Bereitgestellter Text |
━━━

Seit ihrem grandiosen Debütroman "Der Kindersammler" gilt
Sabine Thiesler als deutsche Queen of Crime. Michael Krause traf die in der Toskana lebende Autorin in
Berlin.
Feiner Nieselregen fällt auf mich herab, als ich unseren Treffpunkt erreiche: Renaissance-Theater Berlin, 19.00 Uhr. Es dauert
einen Moment, doch dann steht sie vor mir, Deutschlands erfolgreichste Krimiautorin. Wir schütteln die Hände und suchen
uns einen Platz in einem gemütlichen Cafe. Sabine Thiesler bestellt lediglich einen Tee, da sie eine böse Erkältung erwischt
hat.
Sie ist gestern aus Leipzig gekommen, wo die Premiere ihres neuen Krimis "Die Totengräberin" gefeiert wurde.
Morgen wird sie in Lehmanns Fachbuchhandlung lesen und hofft, dass sich die Erkältung bis dahin nicht verschlimmert
(eine Lesung, die sie am nächsten Tag mit Bravour meistert).
Nach dem ersten Schluck der wärmenden Flüssigkeit erzählt mir Sabine Thiesler, dass es zwei Möglichkeiten gibt, einen Krimi zu schreiben.

━━━

Verfügbares Material |

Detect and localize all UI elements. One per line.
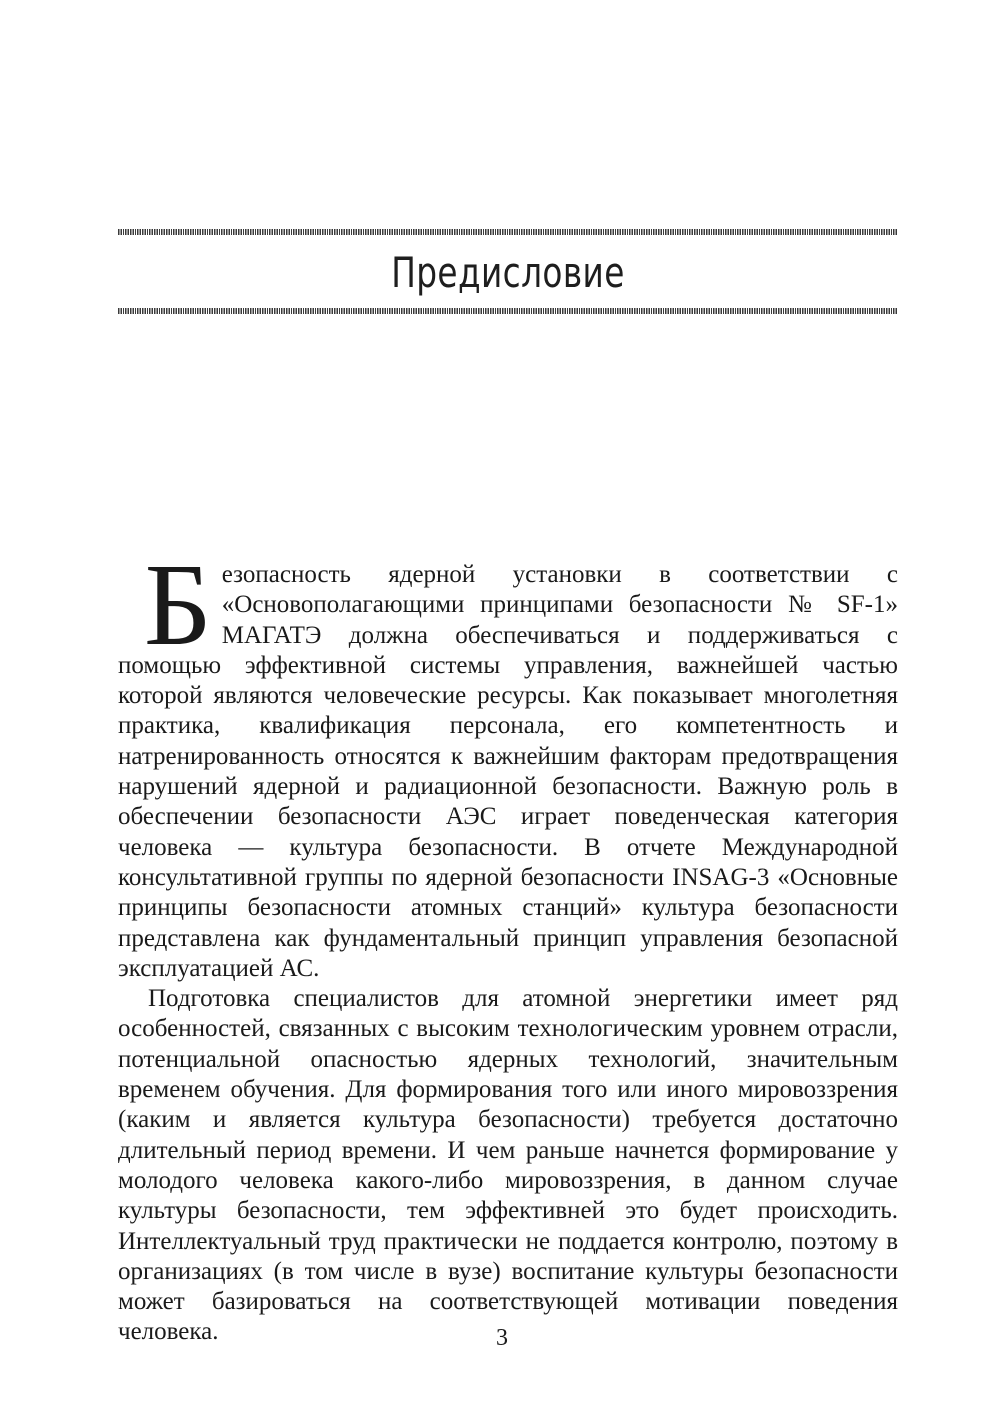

━━━

Aufgabe A |
Zitieren Sie aus dem bereitgestellten Text den Abschnitt, der bei "Feiner Nieselregen fällt" beginnt und bei "Krimi zu schreiben." endet.
Aufgabe B |
In welcher Stadt wurde laut dem bereitgestellten Text die Premiere des Krimis "Die Totengräberin" gefeiert?

Schriftliche Antwort A |
Feiner Nieselregen fällt auf mich herab, als ich unseren Treffpunkt erreiche: Renaissance-Theater Berlin, 19.00 Uhr. Es dauert
einen Moment, doch dann steht sie vor mir, Deutschlands erfolgreichste Krimiautorin. Wir schütteln die Hände und suchen
uns einen Platz in einem gemütlichen Cafe. Sabine Thiesler bestellt lediglich einen Tee, da sie eine böse Erkältung erwischt
hat.
Sie ist gestern aus Leipzig gekommen, wo die Premiere ihres neuen Krimis "Die Totengräberin" gefeiert wurde.
Morgen wird sie in Lehmanns Fachbuchhandlung lesen und hofft, dass sich die Erkältung bis dahin nicht verschlimmert
(eine Lesung, die sie am nächsten Tag mit Bravour meistert).
Nach dem ersten Schluck der wärmenden Flüssigkeit erzählt mir Sabine Thiesler, dass es zwei Möglichkeiten gibt, einen Krimi zu schreiben.

Schriftliche Antwort B |
In Leipzig.